## What is needed
Pull every line that holds the word "الشوكي" from the entries.

--- start of Task input ---

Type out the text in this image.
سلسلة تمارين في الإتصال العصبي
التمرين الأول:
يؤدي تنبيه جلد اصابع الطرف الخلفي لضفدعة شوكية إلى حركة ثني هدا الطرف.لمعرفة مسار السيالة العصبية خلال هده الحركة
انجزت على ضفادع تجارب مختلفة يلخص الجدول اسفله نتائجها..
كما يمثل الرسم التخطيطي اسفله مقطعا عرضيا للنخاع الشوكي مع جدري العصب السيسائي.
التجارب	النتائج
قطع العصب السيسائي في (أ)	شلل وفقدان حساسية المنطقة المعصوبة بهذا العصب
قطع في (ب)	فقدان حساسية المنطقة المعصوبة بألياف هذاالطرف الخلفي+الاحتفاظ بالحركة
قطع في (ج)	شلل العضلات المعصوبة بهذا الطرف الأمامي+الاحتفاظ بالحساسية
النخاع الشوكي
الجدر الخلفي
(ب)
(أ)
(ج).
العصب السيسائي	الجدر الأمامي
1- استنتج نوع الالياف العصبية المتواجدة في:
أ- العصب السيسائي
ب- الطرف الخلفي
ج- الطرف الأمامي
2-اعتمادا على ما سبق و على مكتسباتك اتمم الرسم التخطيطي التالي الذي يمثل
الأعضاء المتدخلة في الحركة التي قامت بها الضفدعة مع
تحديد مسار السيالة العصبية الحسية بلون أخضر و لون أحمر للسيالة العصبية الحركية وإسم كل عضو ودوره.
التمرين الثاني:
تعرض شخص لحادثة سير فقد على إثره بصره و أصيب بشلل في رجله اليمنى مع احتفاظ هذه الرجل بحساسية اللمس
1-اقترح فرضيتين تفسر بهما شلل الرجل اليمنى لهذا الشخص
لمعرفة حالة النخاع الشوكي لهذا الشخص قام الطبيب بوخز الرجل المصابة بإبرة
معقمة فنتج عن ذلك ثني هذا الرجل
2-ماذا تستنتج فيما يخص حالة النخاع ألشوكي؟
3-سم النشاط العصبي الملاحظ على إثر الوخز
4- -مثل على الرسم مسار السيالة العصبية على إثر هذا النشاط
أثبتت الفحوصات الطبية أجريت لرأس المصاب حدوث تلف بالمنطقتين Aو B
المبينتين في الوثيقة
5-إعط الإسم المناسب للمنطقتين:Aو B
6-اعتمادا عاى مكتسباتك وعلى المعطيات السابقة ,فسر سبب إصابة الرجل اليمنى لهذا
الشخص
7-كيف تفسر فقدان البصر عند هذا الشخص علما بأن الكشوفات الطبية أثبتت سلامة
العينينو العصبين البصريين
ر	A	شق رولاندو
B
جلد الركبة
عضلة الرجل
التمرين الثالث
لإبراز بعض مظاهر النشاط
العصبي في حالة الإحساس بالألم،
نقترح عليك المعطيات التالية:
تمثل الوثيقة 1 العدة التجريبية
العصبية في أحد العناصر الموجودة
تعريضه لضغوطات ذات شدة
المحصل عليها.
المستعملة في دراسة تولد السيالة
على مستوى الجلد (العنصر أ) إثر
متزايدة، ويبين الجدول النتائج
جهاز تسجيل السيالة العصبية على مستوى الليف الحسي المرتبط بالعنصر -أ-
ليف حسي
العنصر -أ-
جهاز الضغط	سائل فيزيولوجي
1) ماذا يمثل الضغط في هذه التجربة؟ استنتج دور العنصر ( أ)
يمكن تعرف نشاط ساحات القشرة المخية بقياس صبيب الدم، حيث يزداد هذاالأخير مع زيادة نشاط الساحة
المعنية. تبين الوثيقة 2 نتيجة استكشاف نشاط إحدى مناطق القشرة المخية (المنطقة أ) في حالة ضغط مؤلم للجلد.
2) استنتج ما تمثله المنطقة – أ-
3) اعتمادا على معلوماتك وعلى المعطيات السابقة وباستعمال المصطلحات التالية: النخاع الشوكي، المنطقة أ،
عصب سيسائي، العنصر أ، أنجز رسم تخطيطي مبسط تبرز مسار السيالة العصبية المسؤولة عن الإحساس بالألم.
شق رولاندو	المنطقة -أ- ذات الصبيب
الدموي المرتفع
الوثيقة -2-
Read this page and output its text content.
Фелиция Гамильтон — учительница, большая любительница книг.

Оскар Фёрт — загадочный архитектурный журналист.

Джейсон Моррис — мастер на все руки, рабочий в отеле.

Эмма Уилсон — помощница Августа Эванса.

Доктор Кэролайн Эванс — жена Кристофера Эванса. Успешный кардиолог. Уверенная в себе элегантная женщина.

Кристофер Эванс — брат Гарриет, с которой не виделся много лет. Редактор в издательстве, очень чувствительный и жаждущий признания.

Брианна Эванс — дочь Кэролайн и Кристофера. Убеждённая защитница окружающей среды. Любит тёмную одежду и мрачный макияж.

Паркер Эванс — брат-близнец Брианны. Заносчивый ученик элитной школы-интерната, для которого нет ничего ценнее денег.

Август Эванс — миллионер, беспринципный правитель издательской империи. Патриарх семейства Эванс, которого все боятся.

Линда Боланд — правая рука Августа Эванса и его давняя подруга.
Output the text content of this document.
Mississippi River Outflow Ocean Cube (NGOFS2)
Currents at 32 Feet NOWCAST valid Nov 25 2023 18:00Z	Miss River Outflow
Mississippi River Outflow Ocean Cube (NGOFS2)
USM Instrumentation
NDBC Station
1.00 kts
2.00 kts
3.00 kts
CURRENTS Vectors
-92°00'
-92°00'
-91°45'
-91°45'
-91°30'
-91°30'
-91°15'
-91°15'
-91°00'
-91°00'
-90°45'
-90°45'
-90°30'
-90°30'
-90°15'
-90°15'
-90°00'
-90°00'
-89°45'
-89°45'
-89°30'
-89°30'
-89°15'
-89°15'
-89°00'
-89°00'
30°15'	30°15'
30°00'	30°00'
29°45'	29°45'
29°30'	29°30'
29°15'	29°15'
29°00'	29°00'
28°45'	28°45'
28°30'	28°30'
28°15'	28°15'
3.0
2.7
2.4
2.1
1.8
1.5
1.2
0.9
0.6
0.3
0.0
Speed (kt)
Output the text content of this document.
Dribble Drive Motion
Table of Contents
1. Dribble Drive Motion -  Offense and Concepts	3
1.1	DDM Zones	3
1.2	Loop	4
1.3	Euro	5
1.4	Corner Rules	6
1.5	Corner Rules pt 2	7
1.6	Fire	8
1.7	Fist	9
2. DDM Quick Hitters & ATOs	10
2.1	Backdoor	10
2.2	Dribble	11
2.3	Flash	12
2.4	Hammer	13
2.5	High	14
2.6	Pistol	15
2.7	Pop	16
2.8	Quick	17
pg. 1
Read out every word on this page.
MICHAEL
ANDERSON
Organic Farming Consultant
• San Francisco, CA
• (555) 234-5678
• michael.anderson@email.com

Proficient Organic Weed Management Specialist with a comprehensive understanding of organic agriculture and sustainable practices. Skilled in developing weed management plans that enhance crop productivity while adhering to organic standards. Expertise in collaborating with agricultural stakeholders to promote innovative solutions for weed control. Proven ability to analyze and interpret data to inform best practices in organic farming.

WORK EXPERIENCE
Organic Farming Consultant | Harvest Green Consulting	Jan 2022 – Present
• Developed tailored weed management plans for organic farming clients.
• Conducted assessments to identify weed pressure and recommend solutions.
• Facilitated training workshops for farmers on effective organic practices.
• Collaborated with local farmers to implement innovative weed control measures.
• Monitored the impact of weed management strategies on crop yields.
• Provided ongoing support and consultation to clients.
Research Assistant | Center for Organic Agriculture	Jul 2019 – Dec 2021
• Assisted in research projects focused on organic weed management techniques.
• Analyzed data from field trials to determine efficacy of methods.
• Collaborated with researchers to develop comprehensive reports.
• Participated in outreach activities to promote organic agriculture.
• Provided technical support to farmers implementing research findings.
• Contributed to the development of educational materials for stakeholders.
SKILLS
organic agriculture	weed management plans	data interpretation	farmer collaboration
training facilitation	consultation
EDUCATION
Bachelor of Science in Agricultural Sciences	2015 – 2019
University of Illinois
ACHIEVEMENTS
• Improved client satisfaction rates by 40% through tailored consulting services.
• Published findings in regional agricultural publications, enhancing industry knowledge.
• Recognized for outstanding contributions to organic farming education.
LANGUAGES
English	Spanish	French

--- end of Task input ---

## Answer to this problem
كما يمثل الرسم التخطيطي اسفله مقطعا عرضيا للنخاع الشوكي مع جدري العصب السيسائي.
النخاع الشوكي
لمعرفة حالة النخاع الشوكي لهذا الشخص قام الطبيب بوخز الرجل المصابة بإبرة
3) اعتمادا على معلوماتك وعلى المعطيات السابقة وباستعمال المصطلحات التالية: النخاع الشوكي، المنطقة أ،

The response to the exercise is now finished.